======== Exercise input ========

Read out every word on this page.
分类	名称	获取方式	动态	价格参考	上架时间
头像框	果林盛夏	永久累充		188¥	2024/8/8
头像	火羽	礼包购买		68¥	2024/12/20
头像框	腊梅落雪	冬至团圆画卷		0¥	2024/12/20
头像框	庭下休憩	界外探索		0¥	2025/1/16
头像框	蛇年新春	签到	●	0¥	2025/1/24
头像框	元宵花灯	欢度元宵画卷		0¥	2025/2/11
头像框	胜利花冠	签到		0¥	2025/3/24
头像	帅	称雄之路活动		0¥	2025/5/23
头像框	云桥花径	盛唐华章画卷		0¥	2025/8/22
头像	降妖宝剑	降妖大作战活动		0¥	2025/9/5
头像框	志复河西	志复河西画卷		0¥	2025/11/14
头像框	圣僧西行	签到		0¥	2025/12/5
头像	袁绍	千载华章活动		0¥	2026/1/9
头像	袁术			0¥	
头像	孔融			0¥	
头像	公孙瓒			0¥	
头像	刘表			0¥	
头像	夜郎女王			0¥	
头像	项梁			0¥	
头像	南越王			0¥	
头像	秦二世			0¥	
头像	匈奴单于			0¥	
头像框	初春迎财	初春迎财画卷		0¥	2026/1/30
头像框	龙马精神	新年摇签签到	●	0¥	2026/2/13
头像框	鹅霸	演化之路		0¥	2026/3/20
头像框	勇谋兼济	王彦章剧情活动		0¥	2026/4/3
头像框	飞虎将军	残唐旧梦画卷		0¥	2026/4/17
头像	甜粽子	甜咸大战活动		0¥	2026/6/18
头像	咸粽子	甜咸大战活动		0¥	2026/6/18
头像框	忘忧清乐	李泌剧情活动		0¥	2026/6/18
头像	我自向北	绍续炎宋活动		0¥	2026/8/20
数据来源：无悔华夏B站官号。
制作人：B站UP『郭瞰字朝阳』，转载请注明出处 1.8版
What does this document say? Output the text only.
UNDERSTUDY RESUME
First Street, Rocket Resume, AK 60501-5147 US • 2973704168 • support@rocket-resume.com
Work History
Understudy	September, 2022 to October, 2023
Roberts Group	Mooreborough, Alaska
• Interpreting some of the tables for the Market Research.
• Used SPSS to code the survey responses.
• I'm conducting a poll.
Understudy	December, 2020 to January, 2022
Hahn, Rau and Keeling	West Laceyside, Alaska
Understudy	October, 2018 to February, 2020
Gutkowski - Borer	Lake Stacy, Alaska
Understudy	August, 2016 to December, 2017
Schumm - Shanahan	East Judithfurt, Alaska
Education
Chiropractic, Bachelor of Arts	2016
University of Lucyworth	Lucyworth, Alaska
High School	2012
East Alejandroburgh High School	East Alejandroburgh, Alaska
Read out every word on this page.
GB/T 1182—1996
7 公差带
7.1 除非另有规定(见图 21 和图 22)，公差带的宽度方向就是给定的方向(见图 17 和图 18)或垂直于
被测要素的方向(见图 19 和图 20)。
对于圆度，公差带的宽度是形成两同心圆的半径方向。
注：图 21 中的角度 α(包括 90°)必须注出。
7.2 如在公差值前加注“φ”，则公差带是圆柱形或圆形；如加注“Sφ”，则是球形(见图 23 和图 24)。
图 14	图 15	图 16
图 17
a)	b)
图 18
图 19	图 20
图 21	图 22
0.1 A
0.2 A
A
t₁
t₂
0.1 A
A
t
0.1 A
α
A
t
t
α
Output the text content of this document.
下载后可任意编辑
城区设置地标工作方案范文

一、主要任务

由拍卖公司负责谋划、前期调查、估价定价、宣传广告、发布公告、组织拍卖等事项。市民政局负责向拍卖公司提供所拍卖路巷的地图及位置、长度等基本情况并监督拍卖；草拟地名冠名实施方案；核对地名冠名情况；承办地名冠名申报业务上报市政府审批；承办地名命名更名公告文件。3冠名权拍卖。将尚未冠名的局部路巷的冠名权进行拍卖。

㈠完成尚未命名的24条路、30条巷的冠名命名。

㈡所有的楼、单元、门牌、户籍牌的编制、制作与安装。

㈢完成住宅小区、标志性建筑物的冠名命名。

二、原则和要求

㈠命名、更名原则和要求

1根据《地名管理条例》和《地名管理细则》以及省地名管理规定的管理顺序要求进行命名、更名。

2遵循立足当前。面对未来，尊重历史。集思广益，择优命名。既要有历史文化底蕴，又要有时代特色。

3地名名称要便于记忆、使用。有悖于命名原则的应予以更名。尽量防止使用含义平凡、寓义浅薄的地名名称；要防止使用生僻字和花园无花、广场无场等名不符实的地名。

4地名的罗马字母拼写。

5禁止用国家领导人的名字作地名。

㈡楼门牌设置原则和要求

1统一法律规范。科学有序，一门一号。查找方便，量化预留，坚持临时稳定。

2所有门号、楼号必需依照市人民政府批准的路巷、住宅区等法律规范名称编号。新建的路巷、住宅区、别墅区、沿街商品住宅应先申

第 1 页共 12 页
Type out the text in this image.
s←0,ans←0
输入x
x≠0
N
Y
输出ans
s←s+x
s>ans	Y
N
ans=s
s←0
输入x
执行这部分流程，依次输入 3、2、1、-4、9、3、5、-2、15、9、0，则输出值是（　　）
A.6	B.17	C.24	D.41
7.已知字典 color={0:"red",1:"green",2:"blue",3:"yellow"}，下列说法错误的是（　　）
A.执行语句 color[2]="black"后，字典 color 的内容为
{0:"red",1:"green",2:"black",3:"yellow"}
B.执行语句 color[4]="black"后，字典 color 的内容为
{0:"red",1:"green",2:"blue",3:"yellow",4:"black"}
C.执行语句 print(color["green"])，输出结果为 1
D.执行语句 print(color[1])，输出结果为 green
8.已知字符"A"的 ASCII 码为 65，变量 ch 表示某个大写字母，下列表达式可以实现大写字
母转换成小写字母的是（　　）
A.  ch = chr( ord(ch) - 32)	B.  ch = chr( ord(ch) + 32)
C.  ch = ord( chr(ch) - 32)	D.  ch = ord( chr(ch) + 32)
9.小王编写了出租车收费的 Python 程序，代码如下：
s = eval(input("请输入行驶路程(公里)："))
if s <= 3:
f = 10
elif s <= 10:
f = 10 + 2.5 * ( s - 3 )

========

_What is required:_
Go through the data above and find the lines with the word "yellow". Copy each of those lines.

_Reply to the task:_
7.已知字典 color={0:"red",1:"green",2:"blue",3:"yellow"}，下列说法错误的是（　　）
{0:"red",1:"green",2:"black",3:"yellow"}
{0:"red",1:"green",2:"blue",3:"yellow",4:"black"}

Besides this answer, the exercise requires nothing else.